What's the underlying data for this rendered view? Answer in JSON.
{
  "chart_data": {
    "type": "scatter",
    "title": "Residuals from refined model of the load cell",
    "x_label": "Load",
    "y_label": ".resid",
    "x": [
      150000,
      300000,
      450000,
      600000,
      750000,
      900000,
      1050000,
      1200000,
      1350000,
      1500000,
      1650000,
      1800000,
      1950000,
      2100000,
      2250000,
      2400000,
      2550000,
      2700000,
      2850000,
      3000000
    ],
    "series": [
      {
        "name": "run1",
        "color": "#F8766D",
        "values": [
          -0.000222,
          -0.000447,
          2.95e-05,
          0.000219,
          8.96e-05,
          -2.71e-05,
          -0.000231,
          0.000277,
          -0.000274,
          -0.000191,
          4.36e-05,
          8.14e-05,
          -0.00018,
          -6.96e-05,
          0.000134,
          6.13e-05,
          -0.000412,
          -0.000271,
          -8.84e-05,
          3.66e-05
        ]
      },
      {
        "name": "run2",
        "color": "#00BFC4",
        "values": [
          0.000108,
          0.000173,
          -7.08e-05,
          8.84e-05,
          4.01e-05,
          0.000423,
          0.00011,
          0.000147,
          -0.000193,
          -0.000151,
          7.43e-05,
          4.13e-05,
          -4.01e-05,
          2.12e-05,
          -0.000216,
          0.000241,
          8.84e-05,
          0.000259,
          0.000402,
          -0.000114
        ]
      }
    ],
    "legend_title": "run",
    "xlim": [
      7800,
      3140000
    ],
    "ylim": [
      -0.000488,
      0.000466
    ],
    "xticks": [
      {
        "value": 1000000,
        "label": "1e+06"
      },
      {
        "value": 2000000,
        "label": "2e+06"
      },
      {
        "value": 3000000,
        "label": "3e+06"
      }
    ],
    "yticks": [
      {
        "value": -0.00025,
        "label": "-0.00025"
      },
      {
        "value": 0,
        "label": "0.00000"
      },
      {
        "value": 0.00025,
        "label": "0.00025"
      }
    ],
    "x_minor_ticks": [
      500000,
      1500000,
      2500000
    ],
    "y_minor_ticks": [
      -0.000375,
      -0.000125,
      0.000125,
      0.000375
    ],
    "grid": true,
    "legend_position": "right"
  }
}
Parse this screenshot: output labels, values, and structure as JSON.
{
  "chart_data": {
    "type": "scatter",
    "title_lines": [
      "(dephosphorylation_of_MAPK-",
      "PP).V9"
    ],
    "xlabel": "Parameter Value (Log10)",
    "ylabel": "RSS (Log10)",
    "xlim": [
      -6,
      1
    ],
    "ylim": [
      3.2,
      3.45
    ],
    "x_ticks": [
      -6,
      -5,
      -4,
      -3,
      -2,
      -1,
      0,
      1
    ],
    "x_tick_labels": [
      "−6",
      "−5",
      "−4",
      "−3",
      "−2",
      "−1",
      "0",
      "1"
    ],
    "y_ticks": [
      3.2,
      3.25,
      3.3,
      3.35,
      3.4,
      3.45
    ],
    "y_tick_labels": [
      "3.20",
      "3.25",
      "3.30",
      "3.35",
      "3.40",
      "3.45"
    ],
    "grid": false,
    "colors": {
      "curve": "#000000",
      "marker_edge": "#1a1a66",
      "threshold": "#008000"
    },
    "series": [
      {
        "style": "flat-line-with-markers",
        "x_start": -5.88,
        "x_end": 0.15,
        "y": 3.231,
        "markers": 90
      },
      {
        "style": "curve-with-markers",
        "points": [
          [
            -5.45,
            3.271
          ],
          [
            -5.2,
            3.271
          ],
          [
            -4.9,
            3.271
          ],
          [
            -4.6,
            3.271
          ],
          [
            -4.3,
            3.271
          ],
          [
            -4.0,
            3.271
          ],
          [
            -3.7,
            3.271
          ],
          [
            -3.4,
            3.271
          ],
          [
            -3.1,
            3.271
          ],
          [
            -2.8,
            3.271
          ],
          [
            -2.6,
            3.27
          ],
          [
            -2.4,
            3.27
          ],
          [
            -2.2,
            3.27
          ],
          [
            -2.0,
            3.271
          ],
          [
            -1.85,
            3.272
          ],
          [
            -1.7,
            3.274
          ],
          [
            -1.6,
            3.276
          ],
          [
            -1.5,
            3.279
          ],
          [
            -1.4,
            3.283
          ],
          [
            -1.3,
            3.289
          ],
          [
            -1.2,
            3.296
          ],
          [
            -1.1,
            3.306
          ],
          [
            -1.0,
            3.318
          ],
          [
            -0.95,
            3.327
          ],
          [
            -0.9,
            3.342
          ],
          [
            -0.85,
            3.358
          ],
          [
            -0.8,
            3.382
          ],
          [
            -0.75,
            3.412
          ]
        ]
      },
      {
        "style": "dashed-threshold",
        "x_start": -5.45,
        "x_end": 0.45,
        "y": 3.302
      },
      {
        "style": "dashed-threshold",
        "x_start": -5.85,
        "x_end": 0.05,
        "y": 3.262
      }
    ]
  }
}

## Written instruction
Copy the data above in full, character for character.

## Result
What's the underlying data for this rendered view? Answer in JSON.
{
  "chart_data": {
    "type": "scatter",
    "title": "Residuals from refined model of the load cell",
    "x_label": "Load",
    "y_label": ".resid",
    "x": [
      150000,
      300000,
      450000,
      600000,
      750000,
      900000,
      1050000,
      1200000,
      1350000,
      1500000,
      1650000,
      1800000,
      1950000,
      2100000,
      2250000,
      2400000,
      2550000,
      2700000,
      2850000,
      3000000
    ],
    "series": [
      {
        "name": "run1",
        "color": "#F8766D",
        "values": [
          -0.000222,
          -0.000447,
          2.95e-05,
          0.000219,
          8.96e-05,
          -2.71e-05,
          -0.000231,
          0.000277,
          -0.000274,
          -0.000191,
          4.36e-05,
          8.14e-05,
          -0.00018,
          -6.96e-05,
          0.000134,
          6.13e-05,
          -0.000412,
          -0.000271,
          -8.84e-05,
          3.66e-05
        ]
      },
      {
        "name": "run2",
        "color": "#00BFC4",
        "values": [
          0.000108,
          0.000173,
          -7.08e-05,
          8.84e-05,
          4.01e-05,
          0.000423,
          0.00011,
          0.000147,
          -0.000193,
          -0.000151,
          7.43e-05,
          4.13e-05,
          -4.01e-05,
          2.12e-05,
          -0.000216,
          0.000241,
          8.84e-05,
          0.000259,
          0.000402,
          -0.000114
        ]
      }
    ],
    "legend_title": "run",
    "xlim": [
      7800,
      3140000
    ],
    "ylim": [
      -0.000488,
      0.000466
    ],
    "xticks": [
      {
        "value": 1000000,
        "label": "1e+06"
      },
      {
        "value": 2000000,
        "label": "2e+06"
      },
      {
        "value": 3000000,
        "label": "3e+06"
      }
    ],
    "yticks": [
      {
        "value": -0.00025,
        "label": "-0.00025"
      },
      {
        "value": 0,
        "label": "0.00000"
      },
      {
        "value": 0.00025,
        "label": "0.00025"
      }
    ],
    "x_minor_ticks": [
      500000,
      1500000,
      2500000
    ],
    "y_minor_ticks": [
      -0.000375,
      -0.000125,
      0.000125,
      0.000375
    ],
    "grid": true,
    "legend_position": "right"
  }
}
Parse this screenshot: output labels, values, and structure as JSON.
{
  "chart_data": {
    "type": "scatter",
    "title_lines": [
      "(dephosphorylation_of_MAPK-",
      "PP).V9"
    ],
    "xlabel": "Parameter Value (Log10)",
    "ylabel": "RSS (Log10)",
    "xlim": [
      -6,
      1
    ],
    "ylim": [
      3.2,
      3.45
    ],
    "x_ticks": [
      -6,
      -5,
      -4,
      -3,
      -2,
      -1,
      0,
      1
    ],
    "x_tick_labels": [
      "−6",
      "−5",
      "−4",
      "−3",
      "−2",
      "−1",
      "0",
      "1"
    ],
    "y_ticks": [
      3.2,
      3.25,
      3.3,
      3.35,
      3.4,
      3.45
    ],
    "y_tick_labels": [
      "3.20",
      "3.25",
      "3.30",
      "3.35",
      "3.40",
      "3.45"
    ],
    "grid": false,
    "colors": {
      "curve": "#000000",
      "marker_edge": "#1a1a66",
      "threshold": "#008000"
    },
    "series": [
      {
        "style": "flat-line-with-markers",
        "x_start": -5.88,
        "x_end": 0.15,
        "y": 3.231,
        "markers": 90
      },
      {
        "style": "curve-with-markers",
        "points": [
          [
            -5.45,
            3.271
          ],
          [
            -5.2,
            3.271
          ],
          [
            -4.9,
            3.271
          ],
          [
            -4.6,
            3.271
          ],
          [
            -4.3,
            3.271
          ],
          [
            -4.0,
            3.271
          ],
          [
            -3.7,
            3.271
          ],
          [
            -3.4,
            3.271
          ],
          [
            -3.1,
            3.271
          ],
          [
            -2.8,
            3.271
          ],
          [
            -2.6,
            3.27
          ],
          [
            -2.4,
            3.27
          ],
          [
            -2.2,
            3.27
          ],
          [
            -2.0,
            3.271
          ],
          [
            -1.85,
            3.272
          ],
          [
            -1.7,
            3.274
          ],
          [
            -1.6,
            3.276
          ],
          [
            -1.5,
            3.279
          ],
          [
            -1.4,
            3.283
          ],
          [
            -1.3,
            3.289
          ],
          [
            -1.2,
            3.296
          ],
          [
            -1.1,
            3.306
          ],
          [
            -1.0,
            3.318
          ],
          [
            -0.95,
            3.327
          ],
          [
            -0.9,
            3.342
          ],
          [
            -0.85,
            3.358
          ],
          [
            -0.8,
            3.382
          ],
          [
            -0.75,
            3.412
          ]
        ]
      },
      {
        "style": "dashed-threshold",
        "x_start": -5.45,
        "x_end": 0.45,
        "y": 3.302
      },
      {
        "style": "dashed-threshold",
        "x_start": -5.85,
        "x_end": 0.05,
        "y": 3.262
      }
    ]
  }
}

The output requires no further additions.